Your instructions:
Each entry below should be returned exactly as is, with the pictures removed.

Records provided:
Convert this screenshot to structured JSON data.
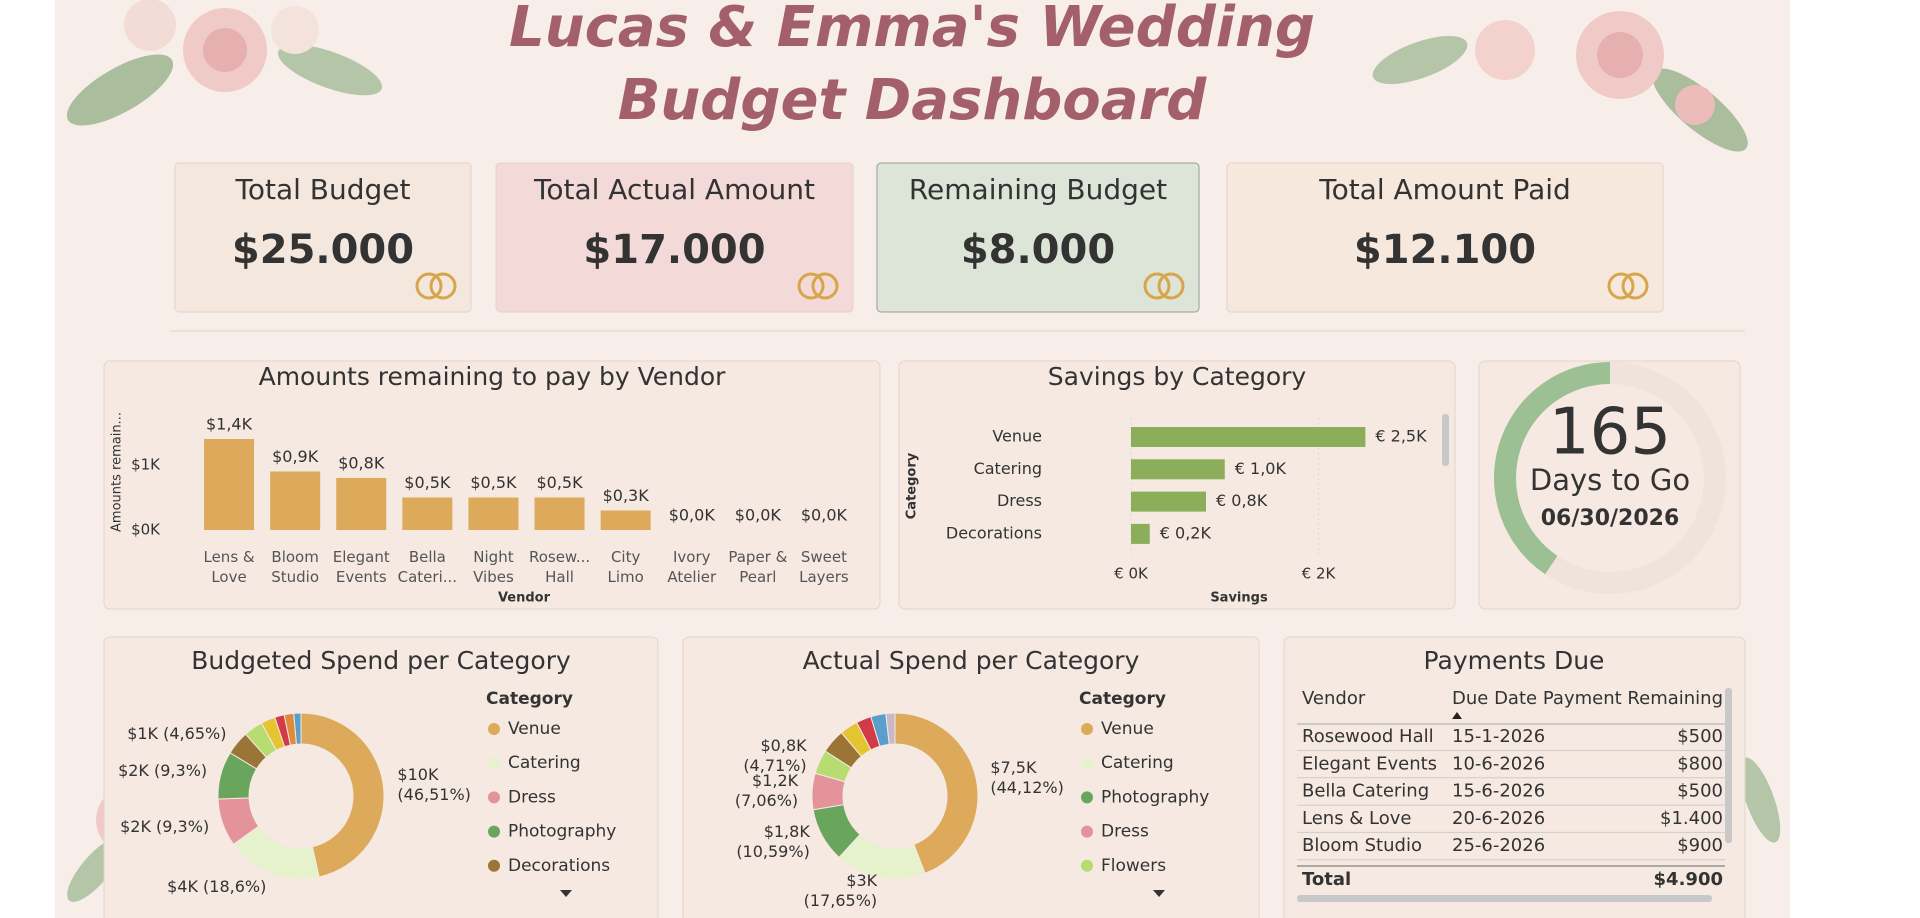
{
  "header": {
    "title_lines": [
      "Lucas & Emma's Wedding",
      "Budget Dashboard"
    ]
  },
  "cards": [
    {
      "label": "Total Budget",
      "value": "$25.000"
    },
    {
      "label": "Total Actual Amount",
      "value": "$17.000"
    },
    {
      "label": "Remaining Budget",
      "value": "$8.000"
    },
    {
      "label": "Total Amount Paid",
      "value": "$12.100"
    }
  ],
  "chart_data": [
    {
      "type": "bar",
      "title": "Amounts remaining to pay by Vendor",
      "x_label": "Vendor",
      "y_label": "Amounts remain...",
      "categories": [
        "Lens & Love",
        "Bloom Studio",
        "Elegant Events",
        "Bella Cateri...",
        "Night Vibes",
        "Rosew... Hall",
        "City Limo",
        "Ivory Atelier",
        "Paper & Pearl",
        "Sweet Layers"
      ],
      "values": [
        1400,
        900,
        800,
        500,
        500,
        500,
        300,
        0,
        0,
        0
      ],
      "value_labels": [
        "$1,4K",
        "$0,9K",
        "$0,8K",
        "$0,5K",
        "$0,5K",
        "$0,5K",
        "$0,3K",
        "$0,0K",
        "$0,0K",
        "$0,0K"
      ],
      "color": "#dcaa5a",
      "ylim": [
        0,
        1600
      ],
      "yticks": [
        {
          "value": 0,
          "label": "$0K"
        },
        {
          "value": 1000,
          "label": "$1K"
        }
      ],
      "grid": false
    },
    {
      "type": "barh",
      "title": "Savings by Category",
      "x_label": "Savings",
      "y_label": "Category",
      "categories": [
        "Venue",
        "Catering",
        "Dress",
        "Decorations"
      ],
      "values": [
        2500,
        1000,
        800,
        200
      ],
      "value_labels": [
        "€ 2,5K",
        "€ 1,0K",
        "€ 0,8K",
        "€ 0,2K"
      ],
      "color": "#8cad5a",
      "xlim": [
        0,
        3200
      ],
      "xticks": [
        {
          "value": 0,
          "label": "€ 0K"
        },
        {
          "value": 2000,
          "label": "€ 2K"
        }
      ],
      "grid": true
    },
    {
      "type": "donut",
      "title": "Budgeted Spend per Category",
      "legend_title": "Category",
      "categories": [
        "Venue",
        "Catering",
        "Dress",
        "Photography",
        "Decorations",
        null,
        null,
        null,
        null,
        null
      ],
      "values": [
        10000,
        4000,
        2000,
        2000,
        1000,
        800,
        600,
        400,
        400,
        300
      ],
      "value_labels": [
        "$10K (46,51%)",
        "$4K (18,6%)",
        "$2K (9,3%)",
        "$2K (9,3%)",
        "$1K (4,65%)",
        null,
        null,
        null,
        null,
        null
      ],
      "colors": [
        "#dcaa5a",
        "#e6f2cc",
        "#e5939b",
        "#6aa55e",
        "#9b7535",
        "#b7dc72",
        "#e4c531",
        "#d23a48",
        "#e08a3a",
        "#5a9fcc"
      ]
    },
    {
      "type": "donut",
      "title": "Actual Spend per Category",
      "legend_title": "Category",
      "categories": [
        "Venue",
        "Catering",
        "Photography",
        "Dress",
        "Flowers",
        null,
        null,
        null,
        null,
        null
      ],
      "values": [
        7500,
        3000,
        1800,
        1200,
        800,
        800,
        600,
        500,
        500,
        300
      ],
      "value_labels": [
        "$7,5K (44,12%)",
        "$3K (17,65%)",
        "$1,8K (10,59%)",
        "$1,2K (7,06%)",
        "$0,8K (4,71%)",
        null,
        null,
        null,
        null,
        null
      ],
      "colors": [
        "#dcaa5a",
        "#e6f2cc",
        "#6aa55e",
        "#e5939b",
        "#b7dc72",
        "#9b7535",
        "#e4c531",
        "#d23a48",
        "#5a9fcc",
        "#c8b8c8"
      ]
    }
  ],
  "countdown": {
    "days": 165,
    "label": "Days to Go",
    "date": "06/30/2026"
  },
  "payments_due": {
    "title": "Payments Due",
    "columns": [
      "Vendor",
      "Due Date",
      "Payment Remaining"
    ],
    "rows": [
      [
        "Rosewood Hall",
        "15-1-2026",
        "$500"
      ],
      [
        "Elegant Events",
        "10-6-2026",
        "$800"
      ],
      [
        "Bella Catering",
        "15-6-2026",
        "$500"
      ],
      [
        "Lens & Love",
        "20-6-2026",
        "$1.400"
      ],
      [
        "Bloom Studio",
        "25-6-2026",
        "$900"
      ]
    ],
    "total": [
      "Total",
      "$4.900"
    ]
  }
}
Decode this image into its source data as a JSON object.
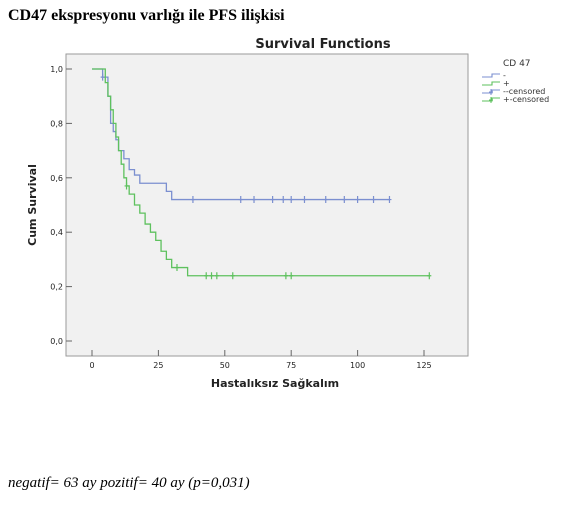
{
  "page": {
    "heading": "CD47 ekspresyonu varlığı ile PFS ilişkisi",
    "footer": "negatif= 63 ay pozitif= 40 ay (p=0,031)"
  },
  "chart_data": {
    "type": "line",
    "title": "Survival Functions",
    "xlabel": "Hastalıksız Sağkalım",
    "ylabel": "Cum Survival",
    "xlim": [
      0,
      125
    ],
    "ylim": [
      0,
      1
    ],
    "x_ticks": [
      0,
      25,
      50,
      75,
      100,
      125
    ],
    "y_ticks": [
      0,
      0.2,
      0.4,
      0.6,
      0.8,
      1.0
    ],
    "x_tick_labels": [
      "0",
      "25",
      "50",
      "75",
      "100",
      "125"
    ],
    "y_tick_labels": [
      "0,0",
      "0,2",
      "0,4",
      "0,6",
      "0,8",
      "1,0"
    ],
    "grid": false,
    "legend": {
      "title": "CD 47",
      "placement": "right",
      "entries": [
        "-",
        "+",
        "--censored",
        "+-censored"
      ]
    },
    "series": [
      {
        "name": "-",
        "color": "#7b8fd0",
        "steps": [
          [
            0,
            1.0
          ],
          [
            4,
            0.97
          ],
          [
            6,
            0.9
          ],
          [
            7,
            0.8
          ],
          [
            8,
            0.77
          ],
          [
            9,
            0.74
          ],
          [
            10,
            0.7
          ],
          [
            12,
            0.67
          ],
          [
            14,
            0.63
          ],
          [
            16,
            0.61
          ],
          [
            18,
            0.58
          ],
          [
            28,
            0.55
          ],
          [
            30,
            0.52
          ],
          [
            112,
            0.52
          ]
        ],
        "censored": [
          4,
          38,
          56,
          61,
          68,
          72,
          75,
          80,
          88,
          95,
          100,
          106,
          112
        ]
      },
      {
        "name": "+",
        "color": "#5ec15e",
        "steps": [
          [
            0,
            1.0
          ],
          [
            5,
            0.95
          ],
          [
            6,
            0.9
          ],
          [
            7,
            0.85
          ],
          [
            8,
            0.8
          ],
          [
            9,
            0.75
          ],
          [
            10,
            0.7
          ],
          [
            11,
            0.65
          ],
          [
            12,
            0.6
          ],
          [
            13,
            0.57
          ],
          [
            14,
            0.54
          ],
          [
            16,
            0.5
          ],
          [
            18,
            0.47
          ],
          [
            20,
            0.43
          ],
          [
            22,
            0.4
          ],
          [
            24,
            0.37
          ],
          [
            26,
            0.33
          ],
          [
            28,
            0.3
          ],
          [
            30,
            0.27
          ],
          [
            36,
            0.24
          ],
          [
            127,
            0.24
          ]
        ],
        "censored": [
          13,
          32,
          43,
          45,
          47,
          53,
          73,
          75,
          127
        ]
      }
    ]
  }
}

Output of the exercise:
Convert this screenshot to structured JSON data.
{
  "header": {
    "title_lines": [
      "Lucas & Emma's Wedding",
      "Budget Dashboard"
    ]
  },
  "cards": [
    {
      "label": "Total Budget",
      "value": "$25.000"
    },
    {
      "label": "Total Actual Amount",
      "value": "$17.000"
    },
    {
      "label": "Remaining Budget",
      "value": "$8.000"
    },
    {
      "label": "Total Amount Paid",
      "value": "$12.100"
    }
  ],
  "chart_data": [
    {
      "type": "bar",
      "title": "Amounts remaining to pay by Vendor",
      "x_label": "Vendor",
      "y_label": "Amounts remain...",
      "categories": [
        "Lens & Love",
        "Bloom Studio",
        "Elegant Events",
        "Bella Cateri...",
        "Night Vibes",
        "Rosew... Hall",
        "City Limo",
        "Ivory Atelier",
        "Paper & Pearl",
        "Sweet Layers"
      ],
      "values": [
        1400,
        900,
        800,
        500,
        500,
        500,
        300,
        0,
        0,
        0
      ],
      "value_labels": [
        "$1,4K",
        "$0,9K",
        "$0,8K",
        "$0,5K",
        "$0,5K",
        "$0,5K",
        "$0,3K",
        "$0,0K",
        "$0,0K",
        "$0,0K"
      ],
      "color": "#dcaa5a",
      "ylim": [
        0,
        1600
      ],
      "yticks": [
        {
          "value": 0,
          "label": "$0K"
        },
        {
          "value": 1000,
          "label": "$1K"
        }
      ],
      "grid": false
    },
    {
      "type": "barh",
      "title": "Savings by Category",
      "x_label": "Savings",
      "y_label": "Category",
      "categories": [
        "Venue",
        "Catering",
        "Dress",
        "Decorations"
      ],
      "values": [
        2500,
        1000,
        800,
        200
      ],
      "value_labels": [
        "€ 2,5K",
        "€ 1,0K",
        "€ 0,8K",
        "€ 0,2K"
      ],
      "color": "#8cad5a",
      "xlim": [
        0,
        3200
      ],
      "xticks": [
        {
          "value": 0,
          "label": "€ 0K"
        },
        {
          "value": 2000,
          "label": "€ 2K"
        }
      ],
      "grid": true
    },
    {
      "type": "donut",
      "title": "Budgeted Spend per Category",
      "legend_title": "Category",
      "categories": [
        "Venue",
        "Catering",
        "Dress",
        "Photography",
        "Decorations",
        null,
        null,
        null,
        null,
        null
      ],
      "values": [
        10000,
        4000,
        2000,
        2000,
        1000,
        800,
        600,
        400,
        400,
        300
      ],
      "value_labels": [
        "$10K (46,51%)",
        "$4K (18,6%)",
        "$2K (9,3%)",
        "$2K (9,3%)",
        "$1K (4,65%)",
        null,
        null,
        null,
        null,
        null
      ],
      "colors": [
        "#dcaa5a",
        "#e6f2cc",
        "#e5939b",
        "#6aa55e",
        "#9b7535",
        "#b7dc72",
        "#e4c531",
        "#d23a48",
        "#e08a3a",
        "#5a9fcc"
      ]
    },
    {
      "type": "donut",
      "title": "Actual Spend per Category",
      "legend_title": "Category",
      "categories": [
        "Venue",
        "Catering",
        "Photography",
        "Dress",
        "Flowers",
        null,
        null,
        null,
        null,
        null
      ],
      "values": [
        7500,
        3000,
        1800,
        1200,
        800,
        800,
        600,
        500,
        500,
        300
      ],
      "value_labels": [
        "$7,5K (44,12%)",
        "$3K (17,65%)",
        "$1,8K (10,59%)",
        "$1,2K (7,06%)",
        "$0,8K (4,71%)",
        null,
        null,
        null,
        null,
        null
      ],
      "colors": [
        "#dcaa5a",
        "#e6f2cc",
        "#6aa55e",
        "#e5939b",
        "#b7dc72",
        "#9b7535",
        "#e4c531",
        "#d23a48",
        "#5a9fcc",
        "#c8b8c8"
      ]
    }
  ],
  "countdown": {
    "days": 165,
    "label": "Days to Go",
    "date": "06/30/2026"
  },
  "payments_due": {
    "title": "Payments Due",
    "columns": [
      "Vendor",
      "Due Date",
      "Payment Remaining"
    ],
    "rows": [
      [
        "Rosewood Hall",
        "15-1-2026",
        "$500"
      ],
      [
        "Elegant Events",
        "10-6-2026",
        "$800"
      ],
      [
        "Bella Catering",
        "15-6-2026",
        "$500"
      ],
      [
        "Lens & Love",
        "20-6-2026",
        "$1.400"
      ],
      [
        "Bloom Studio",
        "25-6-2026",
        "$900"
      ]
    ],
    "total": [
      "Total",
      "$4.900"
    ]
  }
}
Decode this image into its source data as a JSON object.
{
  "page": {
    "heading": "CD47 ekspresyonu varlığı ile PFS ilişkisi",
    "footer": "negatif= 63 ay pozitif= 40 ay (p=0,031)"
  },
  "chart_data": {
    "type": "line",
    "title": "Survival Functions",
    "xlabel": "Hastalıksız Sağkalım",
    "ylabel": "Cum Survival",
    "xlim": [
      0,
      125
    ],
    "ylim": [
      0,
      1
    ],
    "x_ticks": [
      0,
      25,
      50,
      75,
      100,
      125
    ],
    "y_ticks": [
      0,
      0.2,
      0.4,
      0.6,
      0.8,
      1.0
    ],
    "x_tick_labels": [
      "0",
      "25",
      "50",
      "75",
      "100",
      "125"
    ],
    "y_tick_labels": [
      "0,0",
      "0,2",
      "0,4",
      "0,6",
      "0,8",
      "1,0"
    ],
    "grid": false,
    "legend": {
      "title": "CD 47",
      "placement": "right",
      "entries": [
        "-",
        "+",
        "--censored",
        "+-censored"
      ]
    },
    "series": [
      {
        "name": "-",
        "color": "#7b8fd0",
        "steps": [
          [
            0,
            1.0
          ],
          [
            4,
            0.97
          ],
          [
            6,
            0.9
          ],
          [
            7,
            0.8
          ],
          [
            8,
            0.77
          ],
          [
            9,
            0.74
          ],
          [
            10,
            0.7
          ],
          [
            12,
            0.67
          ],
          [
            14,
            0.63
          ],
          [
            16,
            0.61
          ],
          [
            18,
            0.58
          ],
          [
            28,
            0.55
          ],
          [
            30,
            0.52
          ],
          [
            112,
            0.52
          ]
        ],
        "censored": [
          4,
          38,
          56,
          61,
          68,
          72,
          75,
          80,
          88,
          95,
          100,
          106,
          112
        ]
      },
      {
        "name": "+",
        "color": "#5ec15e",
        "steps": [
          [
            0,
            1.0
          ],
          [
            5,
            0.95
          ],
          [
            6,
            0.9
          ],
          [
            7,
            0.85
          ],
          [
            8,
            0.8
          ],
          [
            9,
            0.75
          ],
          [
            10,
            0.7
          ],
          [
            11,
            0.65
          ],
          [
            12,
            0.6
          ],
          [
            13,
            0.57
          ],
          [
            14,
            0.54
          ],
          [
            16,
            0.5
          ],
          [
            18,
            0.47
          ],
          [
            20,
            0.43
          ],
          [
            22,
            0.4
          ],
          [
            24,
            0.37
          ],
          [
            26,
            0.33
          ],
          [
            28,
            0.3
          ],
          [
            30,
            0.27
          ],
          [
            36,
            0.24
          ],
          [
            127,
            0.24
          ]
        ],
        "censored": [
          13,
          32,
          43,
          45,
          47,
          53,
          73,
          75,
          127
        ]
      }
    ]
  }
}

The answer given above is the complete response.